╭─ Material shown

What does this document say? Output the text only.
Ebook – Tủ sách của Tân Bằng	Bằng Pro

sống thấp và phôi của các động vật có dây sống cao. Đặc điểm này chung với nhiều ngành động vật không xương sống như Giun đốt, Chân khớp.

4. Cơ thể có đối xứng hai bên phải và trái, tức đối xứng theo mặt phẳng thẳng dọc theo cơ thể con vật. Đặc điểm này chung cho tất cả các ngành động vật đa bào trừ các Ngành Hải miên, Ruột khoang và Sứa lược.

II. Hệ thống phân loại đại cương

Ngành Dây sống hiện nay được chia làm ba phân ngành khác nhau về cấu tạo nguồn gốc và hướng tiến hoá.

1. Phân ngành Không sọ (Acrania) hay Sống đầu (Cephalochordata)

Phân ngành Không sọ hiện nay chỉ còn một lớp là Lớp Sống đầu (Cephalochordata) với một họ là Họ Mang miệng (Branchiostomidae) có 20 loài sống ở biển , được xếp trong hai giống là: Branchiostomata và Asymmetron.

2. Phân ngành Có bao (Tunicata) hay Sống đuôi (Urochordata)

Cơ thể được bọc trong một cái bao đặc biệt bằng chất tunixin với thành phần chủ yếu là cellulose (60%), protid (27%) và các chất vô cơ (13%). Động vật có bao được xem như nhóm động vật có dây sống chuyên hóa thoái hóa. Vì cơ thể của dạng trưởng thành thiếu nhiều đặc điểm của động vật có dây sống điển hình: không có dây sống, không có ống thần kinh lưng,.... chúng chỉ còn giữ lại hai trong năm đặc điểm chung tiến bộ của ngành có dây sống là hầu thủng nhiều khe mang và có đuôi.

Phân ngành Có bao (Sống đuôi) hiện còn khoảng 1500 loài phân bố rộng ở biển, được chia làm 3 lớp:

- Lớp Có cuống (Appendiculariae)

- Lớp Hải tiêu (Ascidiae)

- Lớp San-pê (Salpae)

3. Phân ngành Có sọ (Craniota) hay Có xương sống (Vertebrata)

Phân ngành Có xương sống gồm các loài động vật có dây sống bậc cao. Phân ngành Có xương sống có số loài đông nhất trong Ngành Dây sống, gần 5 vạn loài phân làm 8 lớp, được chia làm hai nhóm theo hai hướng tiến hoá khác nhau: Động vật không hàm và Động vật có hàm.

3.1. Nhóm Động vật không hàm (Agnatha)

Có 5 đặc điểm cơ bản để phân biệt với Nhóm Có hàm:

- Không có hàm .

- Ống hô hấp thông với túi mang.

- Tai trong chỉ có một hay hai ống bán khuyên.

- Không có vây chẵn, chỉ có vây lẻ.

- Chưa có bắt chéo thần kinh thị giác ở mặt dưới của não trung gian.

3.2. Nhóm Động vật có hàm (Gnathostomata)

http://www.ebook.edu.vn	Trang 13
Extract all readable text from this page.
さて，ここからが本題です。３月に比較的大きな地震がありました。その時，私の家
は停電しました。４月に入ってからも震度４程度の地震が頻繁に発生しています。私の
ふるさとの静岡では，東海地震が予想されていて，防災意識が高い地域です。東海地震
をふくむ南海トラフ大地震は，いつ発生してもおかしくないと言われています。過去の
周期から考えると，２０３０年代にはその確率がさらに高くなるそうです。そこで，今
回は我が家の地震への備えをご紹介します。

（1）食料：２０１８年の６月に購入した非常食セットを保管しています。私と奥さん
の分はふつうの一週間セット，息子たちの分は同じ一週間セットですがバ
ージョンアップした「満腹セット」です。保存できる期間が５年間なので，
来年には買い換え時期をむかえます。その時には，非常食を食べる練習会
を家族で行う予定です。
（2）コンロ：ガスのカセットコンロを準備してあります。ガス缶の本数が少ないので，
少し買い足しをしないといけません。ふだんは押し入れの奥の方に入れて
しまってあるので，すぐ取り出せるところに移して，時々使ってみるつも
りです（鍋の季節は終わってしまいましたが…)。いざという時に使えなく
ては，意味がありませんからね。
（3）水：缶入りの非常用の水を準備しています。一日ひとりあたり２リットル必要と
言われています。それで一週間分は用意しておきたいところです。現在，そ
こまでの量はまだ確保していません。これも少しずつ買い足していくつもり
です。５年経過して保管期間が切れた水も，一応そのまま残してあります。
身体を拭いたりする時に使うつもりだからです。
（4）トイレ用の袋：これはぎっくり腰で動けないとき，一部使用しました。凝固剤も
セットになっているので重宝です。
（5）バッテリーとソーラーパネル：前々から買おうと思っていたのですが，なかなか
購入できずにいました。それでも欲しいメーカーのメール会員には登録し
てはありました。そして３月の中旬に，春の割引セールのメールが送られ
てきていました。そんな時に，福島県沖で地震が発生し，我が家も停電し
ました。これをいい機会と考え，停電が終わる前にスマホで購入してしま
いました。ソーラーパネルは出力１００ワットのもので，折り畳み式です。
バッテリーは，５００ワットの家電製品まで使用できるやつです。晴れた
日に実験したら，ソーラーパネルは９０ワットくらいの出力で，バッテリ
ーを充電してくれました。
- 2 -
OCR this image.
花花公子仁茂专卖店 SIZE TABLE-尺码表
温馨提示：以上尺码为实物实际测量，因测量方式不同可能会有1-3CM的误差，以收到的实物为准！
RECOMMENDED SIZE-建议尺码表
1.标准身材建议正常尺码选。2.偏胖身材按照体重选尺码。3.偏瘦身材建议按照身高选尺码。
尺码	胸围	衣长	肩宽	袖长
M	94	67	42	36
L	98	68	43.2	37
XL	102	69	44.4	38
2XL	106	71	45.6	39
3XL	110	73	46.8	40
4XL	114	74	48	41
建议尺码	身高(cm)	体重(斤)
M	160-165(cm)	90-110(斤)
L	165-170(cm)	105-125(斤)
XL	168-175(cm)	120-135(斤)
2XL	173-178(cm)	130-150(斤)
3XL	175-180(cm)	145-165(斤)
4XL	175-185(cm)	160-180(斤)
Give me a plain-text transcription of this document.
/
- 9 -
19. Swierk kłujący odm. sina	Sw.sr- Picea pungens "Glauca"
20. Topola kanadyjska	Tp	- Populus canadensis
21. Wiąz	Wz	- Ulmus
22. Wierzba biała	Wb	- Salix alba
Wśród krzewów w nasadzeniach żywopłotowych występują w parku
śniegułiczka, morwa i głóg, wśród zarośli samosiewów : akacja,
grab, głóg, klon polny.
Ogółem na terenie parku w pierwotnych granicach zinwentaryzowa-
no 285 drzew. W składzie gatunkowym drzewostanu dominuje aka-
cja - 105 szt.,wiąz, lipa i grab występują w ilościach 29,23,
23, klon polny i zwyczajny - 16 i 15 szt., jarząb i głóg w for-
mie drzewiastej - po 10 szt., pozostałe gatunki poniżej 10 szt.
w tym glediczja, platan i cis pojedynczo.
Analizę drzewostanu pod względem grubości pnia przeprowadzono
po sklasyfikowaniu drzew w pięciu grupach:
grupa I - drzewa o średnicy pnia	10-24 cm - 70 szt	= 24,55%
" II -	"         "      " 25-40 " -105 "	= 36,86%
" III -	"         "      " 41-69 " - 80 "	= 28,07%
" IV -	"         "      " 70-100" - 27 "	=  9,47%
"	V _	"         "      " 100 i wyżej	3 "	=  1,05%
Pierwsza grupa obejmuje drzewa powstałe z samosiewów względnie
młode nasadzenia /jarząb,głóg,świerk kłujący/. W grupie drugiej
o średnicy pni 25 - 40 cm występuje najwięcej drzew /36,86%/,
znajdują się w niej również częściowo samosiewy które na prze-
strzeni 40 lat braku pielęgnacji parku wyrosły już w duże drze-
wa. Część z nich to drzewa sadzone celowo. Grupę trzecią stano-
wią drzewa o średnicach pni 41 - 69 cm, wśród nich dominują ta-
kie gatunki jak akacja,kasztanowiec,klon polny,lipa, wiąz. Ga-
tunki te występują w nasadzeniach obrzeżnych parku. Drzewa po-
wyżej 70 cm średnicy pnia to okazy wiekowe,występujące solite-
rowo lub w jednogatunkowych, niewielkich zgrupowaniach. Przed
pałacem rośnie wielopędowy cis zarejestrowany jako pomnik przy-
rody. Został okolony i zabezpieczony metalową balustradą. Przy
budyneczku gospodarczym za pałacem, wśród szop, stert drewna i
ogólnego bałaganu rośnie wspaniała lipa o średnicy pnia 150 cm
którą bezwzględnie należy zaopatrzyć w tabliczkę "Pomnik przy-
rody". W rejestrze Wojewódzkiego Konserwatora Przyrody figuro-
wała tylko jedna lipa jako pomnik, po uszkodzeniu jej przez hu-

╰─

◆ **Problem details**
Search the entries for the word "polny" and pick out every line that holds it.

◆ **Response to the exercise**
grab, głóg, klon polny.
23, klon polny i zwyczajny - 16 i 15 szt., jarząb i głóg w for-
kie gatunki jak akacja,kasztanowiec,klon polny,lipa, wiąz. Ga-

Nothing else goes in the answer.